## What is needed
Below are the records; locate each line with the word "TradingView" and copy it.
— BEGIN Data supplied —
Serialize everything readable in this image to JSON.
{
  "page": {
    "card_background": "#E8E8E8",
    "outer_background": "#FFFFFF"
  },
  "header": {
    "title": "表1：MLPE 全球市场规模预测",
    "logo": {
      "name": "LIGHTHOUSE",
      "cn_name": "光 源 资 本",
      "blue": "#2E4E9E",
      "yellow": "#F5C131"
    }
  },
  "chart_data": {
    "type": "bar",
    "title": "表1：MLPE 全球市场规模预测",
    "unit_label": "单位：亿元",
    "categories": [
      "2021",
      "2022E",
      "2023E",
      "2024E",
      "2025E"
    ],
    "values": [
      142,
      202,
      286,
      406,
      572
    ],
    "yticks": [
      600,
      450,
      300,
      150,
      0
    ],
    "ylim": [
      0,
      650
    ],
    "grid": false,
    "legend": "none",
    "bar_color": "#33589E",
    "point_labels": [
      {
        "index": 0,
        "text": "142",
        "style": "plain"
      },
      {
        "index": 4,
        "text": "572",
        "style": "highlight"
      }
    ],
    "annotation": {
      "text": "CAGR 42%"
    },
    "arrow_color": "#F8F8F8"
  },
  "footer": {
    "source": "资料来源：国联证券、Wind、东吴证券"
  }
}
— END Data supplied —
— BEGIN Data supplied —
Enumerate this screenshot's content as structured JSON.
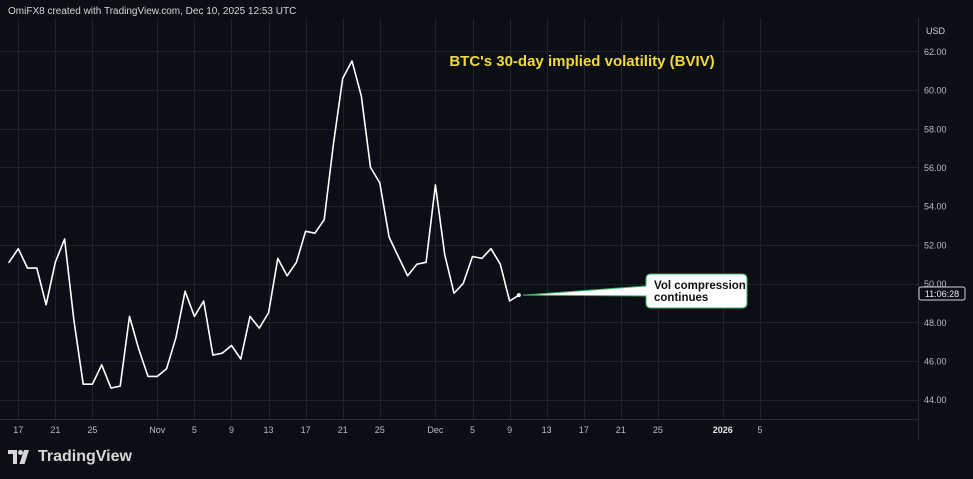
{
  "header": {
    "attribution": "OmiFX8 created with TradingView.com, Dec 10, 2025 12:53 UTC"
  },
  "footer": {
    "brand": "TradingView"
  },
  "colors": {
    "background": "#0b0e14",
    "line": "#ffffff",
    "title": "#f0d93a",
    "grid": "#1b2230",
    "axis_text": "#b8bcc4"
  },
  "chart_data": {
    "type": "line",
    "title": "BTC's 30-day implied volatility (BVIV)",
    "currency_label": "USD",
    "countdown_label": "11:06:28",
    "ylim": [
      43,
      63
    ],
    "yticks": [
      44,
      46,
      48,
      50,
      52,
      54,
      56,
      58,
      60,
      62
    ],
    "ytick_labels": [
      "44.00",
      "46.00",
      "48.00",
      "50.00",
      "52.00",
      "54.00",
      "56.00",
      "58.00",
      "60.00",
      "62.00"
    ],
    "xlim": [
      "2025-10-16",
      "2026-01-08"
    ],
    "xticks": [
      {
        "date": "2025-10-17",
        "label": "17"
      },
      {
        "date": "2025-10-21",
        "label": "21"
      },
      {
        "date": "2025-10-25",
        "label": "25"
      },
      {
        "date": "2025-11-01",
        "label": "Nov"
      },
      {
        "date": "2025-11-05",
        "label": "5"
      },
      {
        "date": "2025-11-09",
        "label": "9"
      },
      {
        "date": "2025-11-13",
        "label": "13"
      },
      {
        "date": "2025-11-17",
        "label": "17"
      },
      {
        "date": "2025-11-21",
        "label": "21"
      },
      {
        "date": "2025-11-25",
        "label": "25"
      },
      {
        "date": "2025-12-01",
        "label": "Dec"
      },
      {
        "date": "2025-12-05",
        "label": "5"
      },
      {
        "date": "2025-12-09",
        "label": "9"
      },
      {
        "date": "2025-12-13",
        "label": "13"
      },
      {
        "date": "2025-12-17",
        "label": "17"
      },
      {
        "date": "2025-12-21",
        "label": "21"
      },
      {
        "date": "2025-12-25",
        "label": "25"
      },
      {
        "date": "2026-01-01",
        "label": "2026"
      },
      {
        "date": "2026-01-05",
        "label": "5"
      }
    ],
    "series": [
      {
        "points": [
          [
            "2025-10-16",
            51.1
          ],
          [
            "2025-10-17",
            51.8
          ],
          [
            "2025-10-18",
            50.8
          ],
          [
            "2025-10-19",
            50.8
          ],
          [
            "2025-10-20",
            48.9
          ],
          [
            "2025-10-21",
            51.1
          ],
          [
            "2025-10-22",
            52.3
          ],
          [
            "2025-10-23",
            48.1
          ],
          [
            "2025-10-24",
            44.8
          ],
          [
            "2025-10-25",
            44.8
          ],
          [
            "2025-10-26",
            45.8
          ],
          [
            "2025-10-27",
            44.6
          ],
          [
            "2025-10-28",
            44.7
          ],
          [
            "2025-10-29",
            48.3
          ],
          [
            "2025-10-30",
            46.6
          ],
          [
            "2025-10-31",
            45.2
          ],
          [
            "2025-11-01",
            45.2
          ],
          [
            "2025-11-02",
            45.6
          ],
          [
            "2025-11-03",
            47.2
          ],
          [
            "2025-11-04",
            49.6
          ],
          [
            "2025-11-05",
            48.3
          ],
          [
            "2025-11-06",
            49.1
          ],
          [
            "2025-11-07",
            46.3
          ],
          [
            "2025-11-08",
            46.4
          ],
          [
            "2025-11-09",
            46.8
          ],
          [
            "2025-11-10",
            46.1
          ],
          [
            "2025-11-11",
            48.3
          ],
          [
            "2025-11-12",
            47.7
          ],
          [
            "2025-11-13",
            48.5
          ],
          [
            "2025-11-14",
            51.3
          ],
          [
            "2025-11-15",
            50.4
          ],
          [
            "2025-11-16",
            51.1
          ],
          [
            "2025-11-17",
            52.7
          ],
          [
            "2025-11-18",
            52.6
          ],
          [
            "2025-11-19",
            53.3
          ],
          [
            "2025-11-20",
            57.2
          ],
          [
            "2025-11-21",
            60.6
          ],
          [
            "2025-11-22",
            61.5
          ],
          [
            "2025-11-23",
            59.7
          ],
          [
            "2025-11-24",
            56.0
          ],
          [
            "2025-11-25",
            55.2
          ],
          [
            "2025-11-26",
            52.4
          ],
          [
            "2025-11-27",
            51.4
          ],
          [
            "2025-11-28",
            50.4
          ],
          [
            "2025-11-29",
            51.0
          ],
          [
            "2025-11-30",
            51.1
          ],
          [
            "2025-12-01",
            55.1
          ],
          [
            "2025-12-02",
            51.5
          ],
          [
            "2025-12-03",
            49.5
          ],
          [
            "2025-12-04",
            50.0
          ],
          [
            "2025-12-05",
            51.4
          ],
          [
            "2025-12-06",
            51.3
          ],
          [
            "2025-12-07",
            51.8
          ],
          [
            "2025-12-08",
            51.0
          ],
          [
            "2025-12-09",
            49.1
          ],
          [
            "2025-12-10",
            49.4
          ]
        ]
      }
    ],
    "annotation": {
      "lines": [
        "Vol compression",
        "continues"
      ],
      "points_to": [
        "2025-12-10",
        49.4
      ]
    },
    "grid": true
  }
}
— END Data supplied —
— BEGIN Data supplied —
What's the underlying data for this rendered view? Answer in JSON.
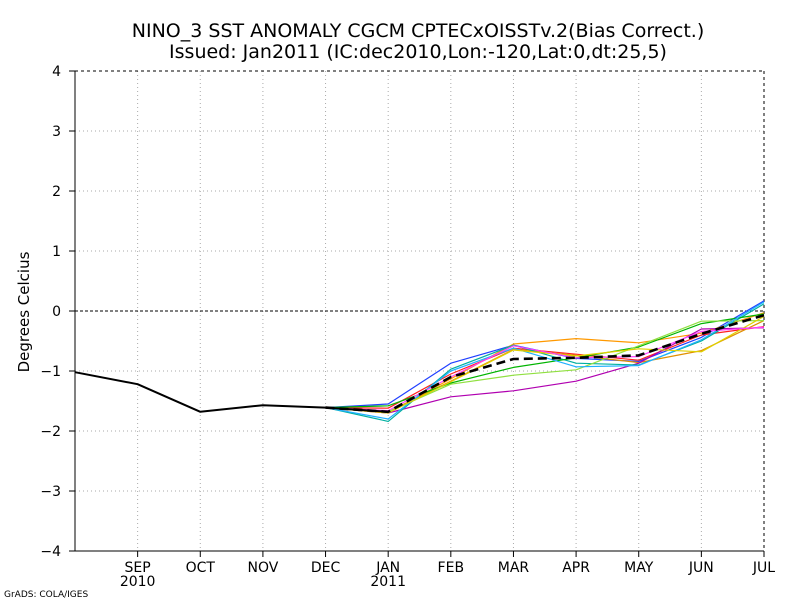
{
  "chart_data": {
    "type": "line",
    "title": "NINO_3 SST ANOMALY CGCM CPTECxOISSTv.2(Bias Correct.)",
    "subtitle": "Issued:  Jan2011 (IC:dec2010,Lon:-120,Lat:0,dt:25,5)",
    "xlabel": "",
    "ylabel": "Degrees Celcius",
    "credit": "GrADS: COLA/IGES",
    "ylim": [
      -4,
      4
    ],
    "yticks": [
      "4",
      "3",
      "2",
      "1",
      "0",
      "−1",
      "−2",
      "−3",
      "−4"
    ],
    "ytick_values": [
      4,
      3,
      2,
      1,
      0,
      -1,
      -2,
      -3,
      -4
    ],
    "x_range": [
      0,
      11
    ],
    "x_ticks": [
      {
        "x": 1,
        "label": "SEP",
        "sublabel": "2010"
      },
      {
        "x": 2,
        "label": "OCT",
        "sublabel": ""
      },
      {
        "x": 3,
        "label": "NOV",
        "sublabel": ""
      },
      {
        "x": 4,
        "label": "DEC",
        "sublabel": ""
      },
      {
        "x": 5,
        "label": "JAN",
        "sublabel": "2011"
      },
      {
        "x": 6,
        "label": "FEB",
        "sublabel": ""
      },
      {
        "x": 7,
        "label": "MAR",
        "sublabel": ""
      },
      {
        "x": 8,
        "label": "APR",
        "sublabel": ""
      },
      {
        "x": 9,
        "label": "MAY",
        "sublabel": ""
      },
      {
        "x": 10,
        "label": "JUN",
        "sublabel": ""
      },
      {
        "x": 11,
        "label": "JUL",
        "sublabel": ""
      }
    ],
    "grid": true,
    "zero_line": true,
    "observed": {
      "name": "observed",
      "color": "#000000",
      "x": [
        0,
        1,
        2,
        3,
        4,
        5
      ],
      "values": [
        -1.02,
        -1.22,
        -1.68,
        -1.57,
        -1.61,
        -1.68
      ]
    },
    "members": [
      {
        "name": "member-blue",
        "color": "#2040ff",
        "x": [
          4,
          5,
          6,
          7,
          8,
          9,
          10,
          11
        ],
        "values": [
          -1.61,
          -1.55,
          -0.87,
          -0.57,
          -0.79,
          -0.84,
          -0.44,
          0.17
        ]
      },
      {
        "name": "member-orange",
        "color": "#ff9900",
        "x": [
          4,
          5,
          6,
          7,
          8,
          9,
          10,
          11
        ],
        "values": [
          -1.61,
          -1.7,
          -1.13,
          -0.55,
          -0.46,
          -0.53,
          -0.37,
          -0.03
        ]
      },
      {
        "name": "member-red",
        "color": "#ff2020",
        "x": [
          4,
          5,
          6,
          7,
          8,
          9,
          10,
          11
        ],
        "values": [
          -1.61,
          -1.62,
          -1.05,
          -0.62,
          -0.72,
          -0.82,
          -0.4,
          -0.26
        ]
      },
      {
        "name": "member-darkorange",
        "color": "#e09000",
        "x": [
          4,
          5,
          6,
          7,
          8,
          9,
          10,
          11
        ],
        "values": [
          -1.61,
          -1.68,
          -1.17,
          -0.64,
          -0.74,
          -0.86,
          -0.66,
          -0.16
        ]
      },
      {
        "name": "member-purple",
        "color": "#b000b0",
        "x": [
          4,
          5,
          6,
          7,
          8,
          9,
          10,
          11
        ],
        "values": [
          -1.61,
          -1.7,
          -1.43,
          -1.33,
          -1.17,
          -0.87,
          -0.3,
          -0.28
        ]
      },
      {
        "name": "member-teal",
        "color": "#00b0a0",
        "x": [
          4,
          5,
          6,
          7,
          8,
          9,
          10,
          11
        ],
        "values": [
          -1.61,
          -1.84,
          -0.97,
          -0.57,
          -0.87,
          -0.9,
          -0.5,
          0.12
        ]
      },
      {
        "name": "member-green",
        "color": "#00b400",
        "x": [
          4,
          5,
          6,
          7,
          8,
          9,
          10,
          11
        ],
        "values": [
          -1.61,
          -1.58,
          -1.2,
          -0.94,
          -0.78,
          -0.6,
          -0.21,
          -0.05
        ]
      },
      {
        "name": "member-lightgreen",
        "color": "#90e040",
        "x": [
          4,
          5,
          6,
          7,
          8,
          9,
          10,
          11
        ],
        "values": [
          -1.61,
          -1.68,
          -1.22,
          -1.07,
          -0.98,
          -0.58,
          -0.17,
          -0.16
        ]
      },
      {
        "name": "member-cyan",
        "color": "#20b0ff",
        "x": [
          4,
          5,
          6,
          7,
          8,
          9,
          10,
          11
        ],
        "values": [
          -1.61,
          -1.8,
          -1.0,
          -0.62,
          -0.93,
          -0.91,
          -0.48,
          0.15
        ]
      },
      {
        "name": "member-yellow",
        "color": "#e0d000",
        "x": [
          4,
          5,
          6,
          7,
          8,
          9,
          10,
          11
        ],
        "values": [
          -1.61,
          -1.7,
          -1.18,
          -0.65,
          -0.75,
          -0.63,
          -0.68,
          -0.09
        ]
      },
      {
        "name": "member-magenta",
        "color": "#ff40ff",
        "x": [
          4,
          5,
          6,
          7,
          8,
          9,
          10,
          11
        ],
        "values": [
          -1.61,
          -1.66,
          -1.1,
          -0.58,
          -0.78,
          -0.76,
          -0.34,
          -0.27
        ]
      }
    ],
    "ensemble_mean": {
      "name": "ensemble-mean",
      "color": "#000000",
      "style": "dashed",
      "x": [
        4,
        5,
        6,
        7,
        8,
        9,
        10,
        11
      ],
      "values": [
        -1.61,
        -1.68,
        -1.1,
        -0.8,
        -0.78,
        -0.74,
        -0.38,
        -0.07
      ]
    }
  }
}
— END Data supplied —
## Solution for this problem
    "attribution": "OmiFX8 created with TradingView.com, Dec 10, 2025 12:53 UTC"
    "brand": "TradingView"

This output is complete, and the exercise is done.